◆ **What the task asks**
Echo every line of the listing between its start and the line holding "share-button[interactable]: 共享 (1150, 629, 1230, 667)", with both ends included.

◆ **Items**

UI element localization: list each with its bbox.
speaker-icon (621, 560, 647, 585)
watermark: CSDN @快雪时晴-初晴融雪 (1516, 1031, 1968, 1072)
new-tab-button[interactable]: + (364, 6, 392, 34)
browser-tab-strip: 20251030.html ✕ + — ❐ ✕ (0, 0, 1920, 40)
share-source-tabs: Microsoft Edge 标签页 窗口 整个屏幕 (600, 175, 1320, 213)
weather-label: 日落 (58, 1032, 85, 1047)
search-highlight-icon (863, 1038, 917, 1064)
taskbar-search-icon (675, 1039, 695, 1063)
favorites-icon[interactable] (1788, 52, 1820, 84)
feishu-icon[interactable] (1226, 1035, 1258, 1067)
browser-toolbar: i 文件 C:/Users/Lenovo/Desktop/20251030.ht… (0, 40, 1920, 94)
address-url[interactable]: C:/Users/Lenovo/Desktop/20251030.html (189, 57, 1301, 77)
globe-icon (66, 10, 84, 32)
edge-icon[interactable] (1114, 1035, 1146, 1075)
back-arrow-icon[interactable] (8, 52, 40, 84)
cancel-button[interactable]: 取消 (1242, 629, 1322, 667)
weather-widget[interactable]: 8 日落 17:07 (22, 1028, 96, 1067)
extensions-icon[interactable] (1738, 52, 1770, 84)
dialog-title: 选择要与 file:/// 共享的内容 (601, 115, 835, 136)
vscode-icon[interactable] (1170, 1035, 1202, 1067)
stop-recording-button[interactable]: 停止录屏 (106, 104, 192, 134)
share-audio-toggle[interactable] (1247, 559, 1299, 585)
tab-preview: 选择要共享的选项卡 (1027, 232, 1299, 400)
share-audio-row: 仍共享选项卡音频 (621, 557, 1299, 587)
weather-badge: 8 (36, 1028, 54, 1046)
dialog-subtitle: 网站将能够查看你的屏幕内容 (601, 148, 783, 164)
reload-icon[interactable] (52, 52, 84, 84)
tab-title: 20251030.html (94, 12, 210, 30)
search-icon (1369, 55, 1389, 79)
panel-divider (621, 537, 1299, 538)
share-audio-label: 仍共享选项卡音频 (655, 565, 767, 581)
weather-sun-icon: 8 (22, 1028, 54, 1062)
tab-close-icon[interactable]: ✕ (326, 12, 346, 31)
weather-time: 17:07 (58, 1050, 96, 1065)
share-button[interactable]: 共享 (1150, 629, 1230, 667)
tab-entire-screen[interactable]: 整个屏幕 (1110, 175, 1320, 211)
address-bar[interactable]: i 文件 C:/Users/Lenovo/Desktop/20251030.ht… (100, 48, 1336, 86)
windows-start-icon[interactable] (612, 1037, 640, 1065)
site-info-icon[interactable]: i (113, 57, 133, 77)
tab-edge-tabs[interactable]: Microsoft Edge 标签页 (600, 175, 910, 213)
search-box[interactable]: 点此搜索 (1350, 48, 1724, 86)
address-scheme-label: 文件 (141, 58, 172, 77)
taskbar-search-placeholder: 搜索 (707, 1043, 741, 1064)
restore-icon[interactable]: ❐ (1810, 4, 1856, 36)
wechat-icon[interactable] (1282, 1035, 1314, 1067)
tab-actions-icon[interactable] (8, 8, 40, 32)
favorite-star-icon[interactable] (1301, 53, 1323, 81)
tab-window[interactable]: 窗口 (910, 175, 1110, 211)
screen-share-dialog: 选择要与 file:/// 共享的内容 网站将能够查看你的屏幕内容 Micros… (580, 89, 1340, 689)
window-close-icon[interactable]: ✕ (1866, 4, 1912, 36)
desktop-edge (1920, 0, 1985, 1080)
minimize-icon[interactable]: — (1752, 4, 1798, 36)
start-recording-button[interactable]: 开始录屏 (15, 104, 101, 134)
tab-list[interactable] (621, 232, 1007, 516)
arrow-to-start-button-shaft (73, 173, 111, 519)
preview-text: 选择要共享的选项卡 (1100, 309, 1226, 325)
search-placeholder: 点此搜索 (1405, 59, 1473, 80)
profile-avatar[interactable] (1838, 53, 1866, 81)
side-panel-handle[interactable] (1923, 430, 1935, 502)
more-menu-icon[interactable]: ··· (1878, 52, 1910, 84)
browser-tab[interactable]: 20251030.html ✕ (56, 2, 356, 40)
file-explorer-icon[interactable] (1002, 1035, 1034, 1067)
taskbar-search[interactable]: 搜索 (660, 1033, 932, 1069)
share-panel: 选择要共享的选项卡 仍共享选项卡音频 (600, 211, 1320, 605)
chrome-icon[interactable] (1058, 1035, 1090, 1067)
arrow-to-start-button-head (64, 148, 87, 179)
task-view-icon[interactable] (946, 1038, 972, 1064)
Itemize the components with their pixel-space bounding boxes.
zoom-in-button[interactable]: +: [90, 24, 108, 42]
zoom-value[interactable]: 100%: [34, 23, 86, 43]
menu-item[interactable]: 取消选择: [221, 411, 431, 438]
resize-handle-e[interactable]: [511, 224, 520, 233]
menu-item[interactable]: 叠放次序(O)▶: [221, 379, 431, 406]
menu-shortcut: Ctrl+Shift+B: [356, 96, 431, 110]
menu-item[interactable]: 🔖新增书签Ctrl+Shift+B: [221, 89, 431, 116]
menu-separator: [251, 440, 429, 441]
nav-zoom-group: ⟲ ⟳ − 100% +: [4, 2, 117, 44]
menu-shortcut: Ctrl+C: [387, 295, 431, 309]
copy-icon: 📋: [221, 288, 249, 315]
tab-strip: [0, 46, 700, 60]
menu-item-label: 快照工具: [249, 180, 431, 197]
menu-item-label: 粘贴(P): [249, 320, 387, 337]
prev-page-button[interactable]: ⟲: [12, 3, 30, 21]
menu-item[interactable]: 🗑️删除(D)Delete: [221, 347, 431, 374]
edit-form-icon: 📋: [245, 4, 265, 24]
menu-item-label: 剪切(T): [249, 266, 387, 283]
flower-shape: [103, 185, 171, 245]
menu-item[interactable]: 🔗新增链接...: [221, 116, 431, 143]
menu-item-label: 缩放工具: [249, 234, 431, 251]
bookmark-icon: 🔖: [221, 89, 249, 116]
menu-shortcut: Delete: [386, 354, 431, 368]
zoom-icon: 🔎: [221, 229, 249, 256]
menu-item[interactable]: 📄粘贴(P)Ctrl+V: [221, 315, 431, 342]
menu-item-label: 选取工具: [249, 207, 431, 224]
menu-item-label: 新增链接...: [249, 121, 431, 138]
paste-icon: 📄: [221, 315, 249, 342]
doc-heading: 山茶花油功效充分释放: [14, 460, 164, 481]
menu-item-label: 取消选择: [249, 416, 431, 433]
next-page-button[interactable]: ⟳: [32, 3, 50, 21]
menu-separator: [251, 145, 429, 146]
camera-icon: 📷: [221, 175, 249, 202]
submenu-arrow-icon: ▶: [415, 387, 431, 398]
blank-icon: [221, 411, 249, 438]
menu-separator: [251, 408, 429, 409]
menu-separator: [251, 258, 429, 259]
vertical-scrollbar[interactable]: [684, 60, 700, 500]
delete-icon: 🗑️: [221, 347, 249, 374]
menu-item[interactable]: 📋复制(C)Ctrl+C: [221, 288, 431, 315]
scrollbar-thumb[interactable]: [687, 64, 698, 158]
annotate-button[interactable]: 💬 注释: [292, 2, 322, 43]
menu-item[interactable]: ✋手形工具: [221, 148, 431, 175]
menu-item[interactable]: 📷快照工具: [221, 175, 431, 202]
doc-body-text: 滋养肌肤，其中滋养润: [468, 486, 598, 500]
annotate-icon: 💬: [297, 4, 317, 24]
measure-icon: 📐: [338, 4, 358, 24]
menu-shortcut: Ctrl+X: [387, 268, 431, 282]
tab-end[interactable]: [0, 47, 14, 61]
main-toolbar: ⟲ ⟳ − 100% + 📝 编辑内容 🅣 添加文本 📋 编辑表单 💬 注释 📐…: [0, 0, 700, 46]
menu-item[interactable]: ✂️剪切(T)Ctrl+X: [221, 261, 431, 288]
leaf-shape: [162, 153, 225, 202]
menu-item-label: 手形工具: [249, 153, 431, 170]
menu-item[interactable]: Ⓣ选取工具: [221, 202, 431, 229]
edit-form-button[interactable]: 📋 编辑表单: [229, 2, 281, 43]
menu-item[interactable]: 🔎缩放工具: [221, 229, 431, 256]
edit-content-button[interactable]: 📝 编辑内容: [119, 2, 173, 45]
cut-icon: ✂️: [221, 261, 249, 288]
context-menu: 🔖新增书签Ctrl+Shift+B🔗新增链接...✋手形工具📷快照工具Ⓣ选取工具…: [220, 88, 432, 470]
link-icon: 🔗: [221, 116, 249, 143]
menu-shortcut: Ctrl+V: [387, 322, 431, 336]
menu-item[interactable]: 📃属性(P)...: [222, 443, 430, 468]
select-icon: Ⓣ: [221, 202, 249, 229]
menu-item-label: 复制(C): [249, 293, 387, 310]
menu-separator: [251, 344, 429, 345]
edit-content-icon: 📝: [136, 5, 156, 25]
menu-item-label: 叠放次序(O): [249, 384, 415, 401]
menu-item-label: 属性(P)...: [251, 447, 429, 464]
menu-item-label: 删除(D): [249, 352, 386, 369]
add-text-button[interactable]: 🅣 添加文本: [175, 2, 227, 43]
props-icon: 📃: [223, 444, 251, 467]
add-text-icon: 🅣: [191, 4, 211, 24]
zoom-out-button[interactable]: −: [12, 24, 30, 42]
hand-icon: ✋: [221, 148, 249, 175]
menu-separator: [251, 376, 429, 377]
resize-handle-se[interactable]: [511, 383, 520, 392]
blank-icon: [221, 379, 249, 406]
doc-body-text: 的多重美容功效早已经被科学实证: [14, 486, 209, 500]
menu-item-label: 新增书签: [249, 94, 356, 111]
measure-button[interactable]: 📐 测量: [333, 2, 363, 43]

◆ **Solution**
UI element localization: list each with its bbox.
speaker-icon (621, 560, 647, 585)
watermark: CSDN @快雪时晴-初晴融雪 (1516, 1031, 1968, 1072)
new-tab-button[interactable]: + (364, 6, 392, 34)
browser-tab-strip: 20251030.html ✕ + — ❐ ✕ (0, 0, 1920, 40)
share-source-tabs: Microsoft Edge 标签页 窗口 整个屏幕 (600, 175, 1320, 213)
weather-label: 日落 (58, 1032, 85, 1047)
search-highlight-icon (863, 1038, 917, 1064)
taskbar-search-icon (675, 1039, 695, 1063)
favorites-icon[interactable] (1788, 52, 1820, 84)
feishu-icon[interactable] (1226, 1035, 1258, 1067)
browser-toolbar: i 文件 C:/Users/Lenovo/Desktop/20251030.ht… (0, 40, 1920, 94)
address-url[interactable]: C:/Users/Lenovo/Desktop/20251030.html (189, 57, 1301, 77)
globe-icon (66, 10, 84, 32)
edge-icon[interactable] (1114, 1035, 1146, 1075)
back-arrow-icon[interactable] (8, 52, 40, 84)
cancel-button[interactable]: 取消 (1242, 629, 1322, 667)
weather-widget[interactable]: 8 日落 17:07 (22, 1028, 96, 1067)
extensions-icon[interactable] (1738, 52, 1770, 84)
dialog-title: 选择要与 file:/// 共享的内容 (601, 115, 835, 136)
vscode-icon[interactable] (1170, 1035, 1202, 1067)
stop-recording-button[interactable]: 停止录屏 (106, 104, 192, 134)
share-audio-toggle[interactable] (1247, 559, 1299, 585)
tab-preview: 选择要共享的选项卡 (1027, 232, 1299, 400)
share-audio-row: 仍共享选项卡音频 (621, 557, 1299, 587)
weather-badge: 8 (36, 1028, 54, 1046)
dialog-subtitle: 网站将能够查看你的屏幕内容 (601, 148, 783, 164)
reload-icon[interactable] (52, 52, 84, 84)
tab-title: 20251030.html (94, 12, 210, 30)
search-icon (1369, 55, 1389, 79)
panel-divider (621, 537, 1299, 538)
share-audio-label: 仍共享选项卡音频 (655, 565, 767, 581)
weather-sun-icon: 8 (22, 1028, 54, 1062)
tab-close-icon[interactable]: ✕ (326, 12, 346, 31)
weather-time: 17:07 (58, 1050, 96, 1065)
share-button[interactable]: 共享 (1150, 629, 1230, 667)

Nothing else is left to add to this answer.